- [INSTRUCTION] Send back the entries below exactly as they appear.
-=-=-
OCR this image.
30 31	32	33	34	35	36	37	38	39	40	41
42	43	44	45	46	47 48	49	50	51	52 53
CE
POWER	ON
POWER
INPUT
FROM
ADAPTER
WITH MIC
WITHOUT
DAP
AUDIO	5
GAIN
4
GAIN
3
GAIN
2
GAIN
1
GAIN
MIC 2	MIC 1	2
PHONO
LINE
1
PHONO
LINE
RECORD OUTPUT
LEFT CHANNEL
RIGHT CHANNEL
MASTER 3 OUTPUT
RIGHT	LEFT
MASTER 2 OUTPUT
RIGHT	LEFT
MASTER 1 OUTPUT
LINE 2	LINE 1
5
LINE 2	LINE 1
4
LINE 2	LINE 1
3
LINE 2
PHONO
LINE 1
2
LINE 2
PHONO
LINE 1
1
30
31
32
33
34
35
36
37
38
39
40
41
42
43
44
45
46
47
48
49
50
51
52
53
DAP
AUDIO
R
-=-=-
- [WRITTEN SOLUTION]
OCR this image.
30 31	32	33	34	35	36	37	38	39	40	41
42	43	44	45	46	47 48	49	50	51	52 53
CE
POWER	ON
POWER
INPUT
FROM
ADAPTER
WITH MIC
WITHOUT
DAP
AUDIO	5
GAIN
4
GAIN
3
GAIN
2
GAIN
1
GAIN
MIC 2	MIC 1	2
PHONO
LINE
1
PHONO
LINE
RECORD OUTPUT
LEFT CHANNEL
RIGHT CHANNEL
MASTER 3 OUTPUT
RIGHT	LEFT
MASTER 2 OUTPUT
RIGHT	LEFT
MASTER 1 OUTPUT
LINE 2	LINE 1
5
LINE 2	LINE 1
4
LINE 2	LINE 1
3
LINE 2
PHONO
LINE 1
2
LINE 2
PHONO
LINE 1
1
30
31
32
33
34
35
36
37
38
39
40
41
42
43
44
45
46
47
48
49
50
51
52
53
DAP
AUDIO
R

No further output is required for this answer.